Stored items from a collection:
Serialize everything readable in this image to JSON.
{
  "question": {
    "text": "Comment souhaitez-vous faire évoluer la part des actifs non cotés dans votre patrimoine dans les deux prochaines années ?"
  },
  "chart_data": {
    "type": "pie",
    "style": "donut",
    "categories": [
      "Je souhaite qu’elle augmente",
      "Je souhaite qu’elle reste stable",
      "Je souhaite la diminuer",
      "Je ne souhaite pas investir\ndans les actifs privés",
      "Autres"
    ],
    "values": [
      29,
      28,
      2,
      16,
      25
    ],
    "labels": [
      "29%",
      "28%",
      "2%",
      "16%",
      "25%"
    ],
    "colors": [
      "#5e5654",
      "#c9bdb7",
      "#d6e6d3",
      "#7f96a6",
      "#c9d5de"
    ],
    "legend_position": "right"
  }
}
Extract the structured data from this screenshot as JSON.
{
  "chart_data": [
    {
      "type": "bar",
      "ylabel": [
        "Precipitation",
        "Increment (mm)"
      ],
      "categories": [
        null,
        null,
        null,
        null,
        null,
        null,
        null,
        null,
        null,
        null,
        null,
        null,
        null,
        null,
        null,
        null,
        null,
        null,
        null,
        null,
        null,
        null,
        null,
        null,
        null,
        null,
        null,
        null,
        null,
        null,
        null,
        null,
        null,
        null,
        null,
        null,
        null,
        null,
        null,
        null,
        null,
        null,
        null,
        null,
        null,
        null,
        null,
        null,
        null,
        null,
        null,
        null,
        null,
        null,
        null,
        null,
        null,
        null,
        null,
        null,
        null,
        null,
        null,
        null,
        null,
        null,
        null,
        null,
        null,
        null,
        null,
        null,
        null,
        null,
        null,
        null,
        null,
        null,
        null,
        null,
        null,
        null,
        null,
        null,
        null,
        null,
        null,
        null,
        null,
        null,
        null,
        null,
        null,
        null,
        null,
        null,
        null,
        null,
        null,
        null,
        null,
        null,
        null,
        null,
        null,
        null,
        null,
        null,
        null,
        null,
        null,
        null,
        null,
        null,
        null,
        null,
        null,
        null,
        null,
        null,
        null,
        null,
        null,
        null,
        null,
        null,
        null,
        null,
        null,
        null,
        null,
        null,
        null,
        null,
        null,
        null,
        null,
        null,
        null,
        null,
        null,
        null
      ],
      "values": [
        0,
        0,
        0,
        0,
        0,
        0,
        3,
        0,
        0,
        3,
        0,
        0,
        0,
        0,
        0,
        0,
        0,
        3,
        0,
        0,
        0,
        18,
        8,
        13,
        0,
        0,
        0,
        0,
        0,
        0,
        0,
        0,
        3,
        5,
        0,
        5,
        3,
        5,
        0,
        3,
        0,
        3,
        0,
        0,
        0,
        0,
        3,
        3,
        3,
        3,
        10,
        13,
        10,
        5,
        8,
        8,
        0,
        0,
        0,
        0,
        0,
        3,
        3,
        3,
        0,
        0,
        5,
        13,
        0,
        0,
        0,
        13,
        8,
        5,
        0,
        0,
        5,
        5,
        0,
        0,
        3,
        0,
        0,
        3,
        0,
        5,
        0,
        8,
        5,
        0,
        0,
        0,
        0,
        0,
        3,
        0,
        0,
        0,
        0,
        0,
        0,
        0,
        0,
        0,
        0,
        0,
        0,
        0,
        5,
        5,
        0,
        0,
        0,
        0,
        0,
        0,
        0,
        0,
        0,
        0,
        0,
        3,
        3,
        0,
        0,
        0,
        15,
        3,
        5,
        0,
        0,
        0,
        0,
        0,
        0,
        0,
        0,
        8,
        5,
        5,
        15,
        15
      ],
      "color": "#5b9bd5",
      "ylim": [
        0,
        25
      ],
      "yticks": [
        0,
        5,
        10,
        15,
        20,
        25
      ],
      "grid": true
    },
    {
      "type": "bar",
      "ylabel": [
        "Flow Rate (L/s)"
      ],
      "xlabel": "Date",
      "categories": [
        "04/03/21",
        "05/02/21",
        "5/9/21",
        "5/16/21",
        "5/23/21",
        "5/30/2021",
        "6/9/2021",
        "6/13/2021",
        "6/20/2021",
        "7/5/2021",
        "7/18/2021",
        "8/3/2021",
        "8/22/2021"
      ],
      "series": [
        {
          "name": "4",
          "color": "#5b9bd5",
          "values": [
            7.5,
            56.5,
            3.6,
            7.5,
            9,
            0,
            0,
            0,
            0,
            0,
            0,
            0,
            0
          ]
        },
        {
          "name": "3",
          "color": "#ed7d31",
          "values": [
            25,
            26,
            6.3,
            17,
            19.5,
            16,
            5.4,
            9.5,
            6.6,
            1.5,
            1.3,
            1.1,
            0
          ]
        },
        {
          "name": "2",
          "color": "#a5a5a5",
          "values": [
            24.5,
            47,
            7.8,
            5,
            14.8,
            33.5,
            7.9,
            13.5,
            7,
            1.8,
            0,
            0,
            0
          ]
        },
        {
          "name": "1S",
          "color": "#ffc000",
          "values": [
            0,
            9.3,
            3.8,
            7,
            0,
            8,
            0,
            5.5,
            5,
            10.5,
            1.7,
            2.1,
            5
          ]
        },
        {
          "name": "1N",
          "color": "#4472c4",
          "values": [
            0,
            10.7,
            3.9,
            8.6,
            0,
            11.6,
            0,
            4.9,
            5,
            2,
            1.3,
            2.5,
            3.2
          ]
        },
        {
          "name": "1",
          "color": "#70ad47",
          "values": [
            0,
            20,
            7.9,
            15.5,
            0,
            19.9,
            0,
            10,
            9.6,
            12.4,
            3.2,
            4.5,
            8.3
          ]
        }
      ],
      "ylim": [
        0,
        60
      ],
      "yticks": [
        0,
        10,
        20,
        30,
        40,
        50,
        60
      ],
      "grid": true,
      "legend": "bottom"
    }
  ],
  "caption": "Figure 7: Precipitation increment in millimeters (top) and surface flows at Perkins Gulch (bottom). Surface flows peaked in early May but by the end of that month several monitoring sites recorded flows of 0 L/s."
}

--

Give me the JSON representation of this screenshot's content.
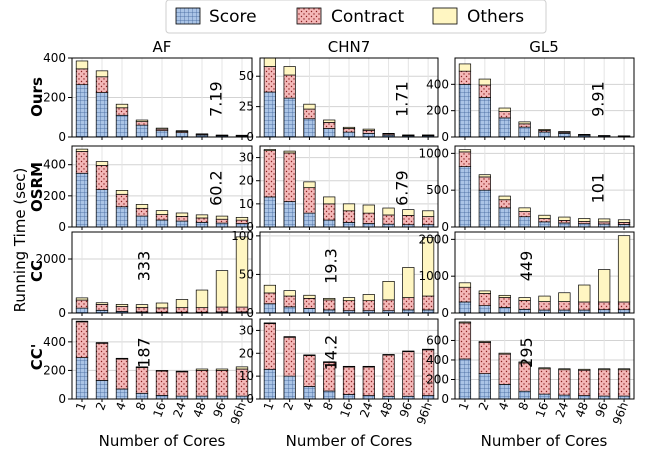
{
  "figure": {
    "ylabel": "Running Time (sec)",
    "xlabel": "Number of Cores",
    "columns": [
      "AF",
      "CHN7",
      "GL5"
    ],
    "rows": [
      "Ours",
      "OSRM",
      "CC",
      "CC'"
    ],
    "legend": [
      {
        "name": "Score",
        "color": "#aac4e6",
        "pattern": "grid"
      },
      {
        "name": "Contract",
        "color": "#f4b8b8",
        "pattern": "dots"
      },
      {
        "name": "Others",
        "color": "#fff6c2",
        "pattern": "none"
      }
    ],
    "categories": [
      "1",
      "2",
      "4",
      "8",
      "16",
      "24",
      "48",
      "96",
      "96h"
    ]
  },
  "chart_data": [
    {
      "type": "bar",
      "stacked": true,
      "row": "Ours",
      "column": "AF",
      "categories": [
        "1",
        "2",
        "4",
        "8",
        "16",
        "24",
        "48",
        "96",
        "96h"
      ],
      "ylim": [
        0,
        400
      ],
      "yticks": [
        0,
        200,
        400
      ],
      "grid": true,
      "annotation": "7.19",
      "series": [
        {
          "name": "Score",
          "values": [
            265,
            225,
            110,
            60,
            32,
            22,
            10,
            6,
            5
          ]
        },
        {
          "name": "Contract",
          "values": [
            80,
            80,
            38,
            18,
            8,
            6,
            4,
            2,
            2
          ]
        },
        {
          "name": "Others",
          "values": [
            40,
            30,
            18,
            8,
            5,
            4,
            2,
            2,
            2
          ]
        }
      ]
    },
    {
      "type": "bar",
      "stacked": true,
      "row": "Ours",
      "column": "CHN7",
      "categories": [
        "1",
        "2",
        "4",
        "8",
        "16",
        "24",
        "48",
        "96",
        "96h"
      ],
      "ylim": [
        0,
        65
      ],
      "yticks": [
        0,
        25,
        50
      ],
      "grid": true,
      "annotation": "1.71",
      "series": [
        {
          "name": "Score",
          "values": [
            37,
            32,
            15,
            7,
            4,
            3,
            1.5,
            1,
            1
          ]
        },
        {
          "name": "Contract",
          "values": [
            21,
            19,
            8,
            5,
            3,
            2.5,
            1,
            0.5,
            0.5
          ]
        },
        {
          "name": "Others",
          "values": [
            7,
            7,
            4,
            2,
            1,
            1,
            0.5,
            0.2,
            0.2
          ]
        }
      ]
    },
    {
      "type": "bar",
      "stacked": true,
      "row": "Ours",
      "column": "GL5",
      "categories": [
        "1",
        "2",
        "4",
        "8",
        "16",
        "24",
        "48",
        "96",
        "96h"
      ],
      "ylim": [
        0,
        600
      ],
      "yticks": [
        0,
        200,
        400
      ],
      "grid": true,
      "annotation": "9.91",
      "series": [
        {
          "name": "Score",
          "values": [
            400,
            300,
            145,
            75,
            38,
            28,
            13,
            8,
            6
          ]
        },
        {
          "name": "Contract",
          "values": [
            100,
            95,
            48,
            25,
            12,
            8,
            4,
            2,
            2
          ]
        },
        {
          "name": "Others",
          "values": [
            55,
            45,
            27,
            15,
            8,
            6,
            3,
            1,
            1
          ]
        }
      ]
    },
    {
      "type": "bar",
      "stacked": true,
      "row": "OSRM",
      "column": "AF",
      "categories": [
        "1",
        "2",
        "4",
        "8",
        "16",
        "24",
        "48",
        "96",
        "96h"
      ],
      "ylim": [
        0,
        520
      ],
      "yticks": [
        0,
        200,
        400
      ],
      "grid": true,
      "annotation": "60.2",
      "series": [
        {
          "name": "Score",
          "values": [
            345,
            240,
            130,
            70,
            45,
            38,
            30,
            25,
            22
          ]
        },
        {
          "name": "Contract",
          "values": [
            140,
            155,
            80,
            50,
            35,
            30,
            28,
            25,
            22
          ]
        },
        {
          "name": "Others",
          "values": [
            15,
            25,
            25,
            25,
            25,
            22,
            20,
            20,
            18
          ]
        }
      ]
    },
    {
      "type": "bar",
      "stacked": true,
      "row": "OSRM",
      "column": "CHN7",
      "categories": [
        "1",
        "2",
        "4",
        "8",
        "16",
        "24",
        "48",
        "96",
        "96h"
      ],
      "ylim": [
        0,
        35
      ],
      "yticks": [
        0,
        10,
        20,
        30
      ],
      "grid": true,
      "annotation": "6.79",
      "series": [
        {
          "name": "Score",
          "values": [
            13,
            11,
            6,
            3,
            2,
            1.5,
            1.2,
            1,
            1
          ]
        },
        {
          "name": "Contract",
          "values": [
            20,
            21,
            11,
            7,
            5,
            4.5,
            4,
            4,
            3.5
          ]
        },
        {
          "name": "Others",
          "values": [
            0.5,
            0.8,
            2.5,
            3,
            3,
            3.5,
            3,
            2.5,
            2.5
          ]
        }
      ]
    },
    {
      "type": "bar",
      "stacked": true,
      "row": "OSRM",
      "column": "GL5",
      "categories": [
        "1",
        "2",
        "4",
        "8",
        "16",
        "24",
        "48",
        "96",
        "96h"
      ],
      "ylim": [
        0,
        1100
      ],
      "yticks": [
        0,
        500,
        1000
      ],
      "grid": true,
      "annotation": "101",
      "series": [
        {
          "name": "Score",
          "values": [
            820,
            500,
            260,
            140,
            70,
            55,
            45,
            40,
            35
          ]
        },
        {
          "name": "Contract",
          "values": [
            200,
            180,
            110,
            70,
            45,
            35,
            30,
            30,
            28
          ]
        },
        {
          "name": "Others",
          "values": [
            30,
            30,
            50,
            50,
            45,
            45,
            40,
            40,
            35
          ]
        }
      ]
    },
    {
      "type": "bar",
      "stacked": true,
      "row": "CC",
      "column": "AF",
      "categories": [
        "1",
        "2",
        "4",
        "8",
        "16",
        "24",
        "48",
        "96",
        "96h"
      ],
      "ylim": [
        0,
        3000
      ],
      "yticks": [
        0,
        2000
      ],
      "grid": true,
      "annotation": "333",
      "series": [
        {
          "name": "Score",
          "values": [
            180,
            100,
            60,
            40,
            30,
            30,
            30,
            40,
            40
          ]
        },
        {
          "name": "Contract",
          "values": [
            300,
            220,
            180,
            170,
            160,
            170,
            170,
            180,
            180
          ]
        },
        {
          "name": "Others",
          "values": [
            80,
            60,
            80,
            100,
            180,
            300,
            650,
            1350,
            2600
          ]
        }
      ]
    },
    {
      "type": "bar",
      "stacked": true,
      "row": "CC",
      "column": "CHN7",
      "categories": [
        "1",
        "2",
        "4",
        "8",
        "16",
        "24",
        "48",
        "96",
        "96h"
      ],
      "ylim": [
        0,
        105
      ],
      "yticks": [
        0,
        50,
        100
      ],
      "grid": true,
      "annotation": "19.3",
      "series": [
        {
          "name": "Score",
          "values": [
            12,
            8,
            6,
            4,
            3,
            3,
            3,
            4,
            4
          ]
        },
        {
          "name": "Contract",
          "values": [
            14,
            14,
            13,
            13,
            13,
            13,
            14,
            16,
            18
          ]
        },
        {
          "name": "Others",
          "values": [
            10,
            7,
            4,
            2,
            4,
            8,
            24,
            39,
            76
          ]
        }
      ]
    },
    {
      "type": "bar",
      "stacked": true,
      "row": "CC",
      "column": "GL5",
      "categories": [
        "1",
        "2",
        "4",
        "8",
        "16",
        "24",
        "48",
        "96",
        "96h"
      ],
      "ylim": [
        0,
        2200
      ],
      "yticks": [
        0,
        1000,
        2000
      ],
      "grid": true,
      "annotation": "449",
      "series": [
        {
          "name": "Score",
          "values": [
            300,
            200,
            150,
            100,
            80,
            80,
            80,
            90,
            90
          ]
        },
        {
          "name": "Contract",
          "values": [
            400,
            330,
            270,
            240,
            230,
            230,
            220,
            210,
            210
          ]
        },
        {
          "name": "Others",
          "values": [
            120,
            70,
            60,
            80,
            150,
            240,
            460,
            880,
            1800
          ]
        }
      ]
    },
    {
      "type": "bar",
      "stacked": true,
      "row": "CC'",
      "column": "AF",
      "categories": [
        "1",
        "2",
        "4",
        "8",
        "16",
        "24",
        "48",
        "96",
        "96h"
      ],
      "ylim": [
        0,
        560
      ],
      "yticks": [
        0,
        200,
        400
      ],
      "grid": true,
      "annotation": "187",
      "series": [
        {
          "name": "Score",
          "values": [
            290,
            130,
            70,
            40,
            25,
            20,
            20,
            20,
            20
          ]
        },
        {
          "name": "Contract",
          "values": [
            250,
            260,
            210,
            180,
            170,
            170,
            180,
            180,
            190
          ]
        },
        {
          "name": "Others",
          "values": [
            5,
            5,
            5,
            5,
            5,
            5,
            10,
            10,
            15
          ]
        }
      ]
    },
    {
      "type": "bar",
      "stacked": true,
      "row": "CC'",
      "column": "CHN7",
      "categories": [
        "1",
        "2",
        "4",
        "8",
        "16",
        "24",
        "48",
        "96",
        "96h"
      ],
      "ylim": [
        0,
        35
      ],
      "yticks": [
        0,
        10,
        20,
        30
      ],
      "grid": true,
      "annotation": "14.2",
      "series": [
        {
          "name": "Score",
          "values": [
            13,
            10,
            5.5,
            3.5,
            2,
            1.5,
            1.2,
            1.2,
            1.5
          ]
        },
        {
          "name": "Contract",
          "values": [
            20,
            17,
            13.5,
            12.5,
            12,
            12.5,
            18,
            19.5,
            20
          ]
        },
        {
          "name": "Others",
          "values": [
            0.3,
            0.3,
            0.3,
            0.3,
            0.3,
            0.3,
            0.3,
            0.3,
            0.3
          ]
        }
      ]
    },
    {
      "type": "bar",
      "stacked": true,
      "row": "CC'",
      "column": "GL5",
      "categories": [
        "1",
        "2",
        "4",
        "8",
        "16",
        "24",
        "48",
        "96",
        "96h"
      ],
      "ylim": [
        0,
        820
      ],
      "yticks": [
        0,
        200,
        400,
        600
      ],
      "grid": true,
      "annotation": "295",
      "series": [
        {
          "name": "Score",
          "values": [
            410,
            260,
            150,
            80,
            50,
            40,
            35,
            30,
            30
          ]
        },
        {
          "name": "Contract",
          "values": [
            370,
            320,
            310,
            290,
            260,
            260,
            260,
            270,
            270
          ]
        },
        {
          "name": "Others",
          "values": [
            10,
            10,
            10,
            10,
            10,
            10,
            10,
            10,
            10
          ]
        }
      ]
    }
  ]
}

[What you need to do] Say how many lines in the entries contain the string "this", and say nothing else.

[Task solution] 3